:: Document excerpt ::

Saturday, January 19, 2013

More Murals

 I love making murals with my class that connect to our books. I've found it is a great, meaningful way to connect writing, art, math, and language activities to reading. It is usually an excellent way to support retelling, and it also, frankly, is just fun. Kids love making the murals and they love walking past their murals in the hallway. I like that it is a class project- we work together as a team to produce one picture. We can talk a lot about teamwork.

For The Snowy Day mural we painted with cotton balls. We were working on identifying the season, winter, as well as answering the question "When did the story take place?" The art project was a great way to reinforce the winter aspect and connect science and reading.



Then  each child made their own city scene. They were given four "buildings" and told to put them in order from longest to smallest (a math objective). After they'd illustrated their buildings we covered them in snow as well and added them to our mural.  After all, where does The Snowy Day take place? In the city.

:: Short task A ::
Turn the entries below into a JSON list of strings, one string per line, leaving out blank lines and covering everything from the first line of the entries through the line holding "svg-text:C173: C173 (427, 673, 444, 709)", inclusive.

:: Material for this task ::

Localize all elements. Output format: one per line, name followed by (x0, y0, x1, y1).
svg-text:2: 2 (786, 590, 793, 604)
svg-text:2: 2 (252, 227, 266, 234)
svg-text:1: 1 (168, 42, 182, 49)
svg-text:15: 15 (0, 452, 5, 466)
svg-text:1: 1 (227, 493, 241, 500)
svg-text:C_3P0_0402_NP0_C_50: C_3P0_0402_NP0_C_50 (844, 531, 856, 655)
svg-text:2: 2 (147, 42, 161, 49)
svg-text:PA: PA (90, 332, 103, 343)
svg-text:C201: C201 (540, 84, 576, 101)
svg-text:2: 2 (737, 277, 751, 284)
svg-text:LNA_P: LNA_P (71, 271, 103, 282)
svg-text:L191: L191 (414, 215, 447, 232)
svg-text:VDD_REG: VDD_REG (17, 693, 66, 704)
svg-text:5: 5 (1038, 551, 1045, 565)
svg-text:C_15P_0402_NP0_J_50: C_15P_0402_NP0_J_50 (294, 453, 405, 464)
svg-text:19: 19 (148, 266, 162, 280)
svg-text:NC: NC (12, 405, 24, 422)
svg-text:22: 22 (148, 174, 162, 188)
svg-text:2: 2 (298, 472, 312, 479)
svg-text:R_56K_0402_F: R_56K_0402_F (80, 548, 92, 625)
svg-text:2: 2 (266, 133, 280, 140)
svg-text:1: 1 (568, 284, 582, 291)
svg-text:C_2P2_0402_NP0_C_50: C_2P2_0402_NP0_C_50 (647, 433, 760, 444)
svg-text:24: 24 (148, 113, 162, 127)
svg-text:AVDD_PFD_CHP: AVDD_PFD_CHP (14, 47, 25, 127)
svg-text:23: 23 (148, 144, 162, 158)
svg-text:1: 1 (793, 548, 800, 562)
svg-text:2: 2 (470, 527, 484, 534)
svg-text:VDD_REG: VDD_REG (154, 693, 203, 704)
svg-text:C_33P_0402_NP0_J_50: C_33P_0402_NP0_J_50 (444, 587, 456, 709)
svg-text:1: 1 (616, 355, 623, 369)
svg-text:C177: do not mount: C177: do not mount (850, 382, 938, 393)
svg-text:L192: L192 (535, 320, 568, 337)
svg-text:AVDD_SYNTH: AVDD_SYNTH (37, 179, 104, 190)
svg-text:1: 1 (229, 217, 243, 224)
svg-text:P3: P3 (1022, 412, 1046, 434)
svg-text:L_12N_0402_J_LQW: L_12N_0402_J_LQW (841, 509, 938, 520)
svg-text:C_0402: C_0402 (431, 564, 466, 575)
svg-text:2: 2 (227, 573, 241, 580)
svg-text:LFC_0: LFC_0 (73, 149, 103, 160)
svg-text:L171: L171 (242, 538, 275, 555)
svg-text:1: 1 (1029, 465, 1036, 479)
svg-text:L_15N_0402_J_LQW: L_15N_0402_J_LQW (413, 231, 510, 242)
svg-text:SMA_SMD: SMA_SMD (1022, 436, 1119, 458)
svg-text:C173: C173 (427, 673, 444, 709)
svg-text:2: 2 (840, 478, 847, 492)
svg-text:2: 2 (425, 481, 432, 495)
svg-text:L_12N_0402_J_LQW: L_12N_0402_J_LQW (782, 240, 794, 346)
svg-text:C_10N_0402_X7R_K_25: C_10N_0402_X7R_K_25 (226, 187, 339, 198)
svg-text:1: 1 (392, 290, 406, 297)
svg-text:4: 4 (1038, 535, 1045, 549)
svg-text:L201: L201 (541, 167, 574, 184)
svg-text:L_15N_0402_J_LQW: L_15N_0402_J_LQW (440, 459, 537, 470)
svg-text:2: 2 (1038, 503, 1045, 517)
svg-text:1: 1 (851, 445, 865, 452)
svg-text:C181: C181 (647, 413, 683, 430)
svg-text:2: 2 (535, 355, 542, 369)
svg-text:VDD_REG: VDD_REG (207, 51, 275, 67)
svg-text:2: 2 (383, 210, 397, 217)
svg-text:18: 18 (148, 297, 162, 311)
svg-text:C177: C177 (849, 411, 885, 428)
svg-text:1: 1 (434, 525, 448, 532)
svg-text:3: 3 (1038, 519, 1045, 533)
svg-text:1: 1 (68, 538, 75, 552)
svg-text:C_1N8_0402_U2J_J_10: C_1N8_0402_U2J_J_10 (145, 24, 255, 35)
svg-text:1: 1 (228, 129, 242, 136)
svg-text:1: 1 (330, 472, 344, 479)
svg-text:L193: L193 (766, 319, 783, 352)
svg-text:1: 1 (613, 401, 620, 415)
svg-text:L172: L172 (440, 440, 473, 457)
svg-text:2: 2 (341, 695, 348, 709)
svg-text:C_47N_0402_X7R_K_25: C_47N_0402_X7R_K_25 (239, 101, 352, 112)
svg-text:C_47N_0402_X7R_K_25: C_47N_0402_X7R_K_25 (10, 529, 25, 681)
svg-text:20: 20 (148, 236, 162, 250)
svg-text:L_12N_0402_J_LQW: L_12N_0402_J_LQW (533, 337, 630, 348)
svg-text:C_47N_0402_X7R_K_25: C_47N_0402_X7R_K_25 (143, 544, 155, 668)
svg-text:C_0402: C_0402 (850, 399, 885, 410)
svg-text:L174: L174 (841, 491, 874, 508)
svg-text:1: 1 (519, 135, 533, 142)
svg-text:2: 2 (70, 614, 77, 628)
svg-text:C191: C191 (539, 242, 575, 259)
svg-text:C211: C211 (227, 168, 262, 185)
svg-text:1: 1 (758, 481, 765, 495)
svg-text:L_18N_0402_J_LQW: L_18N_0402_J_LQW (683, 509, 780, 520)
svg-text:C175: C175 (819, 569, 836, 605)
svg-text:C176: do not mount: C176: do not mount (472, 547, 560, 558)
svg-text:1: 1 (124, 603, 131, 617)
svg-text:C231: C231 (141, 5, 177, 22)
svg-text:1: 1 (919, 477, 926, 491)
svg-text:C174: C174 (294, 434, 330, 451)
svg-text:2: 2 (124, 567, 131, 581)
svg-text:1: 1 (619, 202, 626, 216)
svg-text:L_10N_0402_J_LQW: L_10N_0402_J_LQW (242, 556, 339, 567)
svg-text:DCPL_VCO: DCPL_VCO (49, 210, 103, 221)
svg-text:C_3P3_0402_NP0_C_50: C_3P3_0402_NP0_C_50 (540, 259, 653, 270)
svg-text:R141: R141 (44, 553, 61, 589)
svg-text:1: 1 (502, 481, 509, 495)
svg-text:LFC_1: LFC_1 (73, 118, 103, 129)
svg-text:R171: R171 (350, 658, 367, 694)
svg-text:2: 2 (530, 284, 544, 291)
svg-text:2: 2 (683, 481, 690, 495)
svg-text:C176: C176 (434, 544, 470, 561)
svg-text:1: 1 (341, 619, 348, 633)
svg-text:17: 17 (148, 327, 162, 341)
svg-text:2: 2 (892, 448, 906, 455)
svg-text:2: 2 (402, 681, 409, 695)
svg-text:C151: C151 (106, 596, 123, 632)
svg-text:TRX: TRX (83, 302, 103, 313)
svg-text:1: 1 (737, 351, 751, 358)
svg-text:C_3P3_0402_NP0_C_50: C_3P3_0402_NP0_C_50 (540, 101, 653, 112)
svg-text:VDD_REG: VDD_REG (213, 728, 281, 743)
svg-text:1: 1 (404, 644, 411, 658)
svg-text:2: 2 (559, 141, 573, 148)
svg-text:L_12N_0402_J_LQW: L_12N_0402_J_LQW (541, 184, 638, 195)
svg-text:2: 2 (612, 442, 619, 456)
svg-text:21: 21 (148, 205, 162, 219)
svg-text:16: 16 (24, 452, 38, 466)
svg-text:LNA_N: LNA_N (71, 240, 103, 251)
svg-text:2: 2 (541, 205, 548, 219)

:: Short task B ::
Copy the passage of the murals post between "I love making" and "lot about teamwork.", inclusive, word for word.

:: Problem solution A ::
[
  "Localize all elements. Output format: one per line, name followed by (x0, y0, x1, y1).",
  "svg-text:2: 2 (786, 590, 793, 604)",
  "svg-text:2: 2 (252, 227, 266, 234)",
  "svg-text:1: 1 (168, 42, 182, 49)",
  "svg-text:15: 15 (0, 452, 5, 466)",
  "svg-text:1: 1 (227, 493, 241, 500)",
  "svg-text:C_3P0_0402_NP0_C_50: C_3P0_0402_NP0_C_50 (844, 531, 856, 655)",
  "svg-text:2: 2 (147, 42, 161, 49)",
  "svg-text:PA: PA (90, 332, 103, 343)",
  "svg-text:C201: C201 (540, 84, 576, 101)",
  "svg-text:2: 2 (737, 277, 751, 284)",
  "svg-text:LNA_P: LNA_P (71, 271, 103, 282)",
  "svg-text:L191: L191 (414, 215, 447, 232)",
  "svg-text:VDD_REG: VDD_REG (17, 693, 66, 704)",
  "svg-text:5: 5 (1038, 551, 1045, 565)",
  "svg-text:C_15P_0402_NP0_J_50: C_15P_0402_NP0_J_50 (294, 453, 405, 464)",
  "svg-text:19: 19 (148, 266, 162, 280)",
  "svg-text:NC: NC (12, 405, 24, 422)",
  "svg-text:22: 22 (148, 174, 162, 188)",
  "svg-text:2: 2 (298, 472, 312, 479)",
  "svg-text:R_56K_0402_F: R_56K_0402_F (80, 548, 92, 625)",
  "svg-text:2: 2 (266, 133, 280, 140)",
  "svg-text:1: 1 (568, 284, 582, 291)",
  "svg-text:C_2P2_0402_NP0_C_50: C_2P2_0402_NP0_C_50 (647, 433, 760, 444)",
  "svg-text:24: 24 (148, 113, 162, 127)",
  "svg-text:AVDD_PFD_CHP: AVDD_PFD_CHP (14, 47, 25, 127)",
  "svg-text:23: 23 (148, 144, 162, 158)",
  "svg-text:1: 1 (793, 548, 800, 562)",
  "svg-text:2: 2 (470, 527, 484, 534)",
  "svg-text:VDD_REG: VDD_REG (154, 693, 203, 704)",
  "svg-text:C_33P_0402_NP0_J_50: C_33P_0402_NP0_J_50 (444, 587, 456, 709)",
  "svg-text:1: 1 (616, 355, 623, 369)",
  "svg-text:C177: do not mount: C177: do not mount (850, 382, 938, 393)",
  "svg-text:L192: L192 (535, 320, 568, 337)",
  "svg-text:AVDD_SYNTH: AVDD_SYNTH (37, 179, 104, 190)",
  "svg-text:1: 1 (229, 217, 243, 224)",
  "svg-text:P3: P3 (1022, 412, 1046, 434)",
  "svg-text:L_12N_0402_J_LQW: L_12N_0402_J_LQW (841, 509, 938, 520)",
  "svg-text:C_0402: C_0402 (431, 564, 466, 575)",
  "svg-text:2: 2 (227, 573, 241, 580)",
  "svg-text:LFC_0: LFC_0 (73, 149, 103, 160)",
  "svg-text:L171: L171 (242, 538, 275, 555)",
  "svg-text:1: 1 (1029, 465, 1036, 479)",
  "svg-text:L_15N_0402_J_LQW: L_15N_0402_J_LQW (413, 231, 510, 242)",
  "svg-text:SMA_SMD: SMA_SMD (1022, 436, 1119, 458)",
  "svg-text:C173: C173 (427, 673, 444, 709)"
]

:: Problem solution B ::
I love making murals with my class that connect to our books. I've found it is a great, meaningful way to connect writing, art, math, and language activities to reading. It is usually an excellent way to support retelling, and it also, frankly, is just fun. Kids love making the murals and they love walking past their murals in the hallway. I like that it is a class project- we work together as a team to produce one picture. We can talk a lot about teamwork.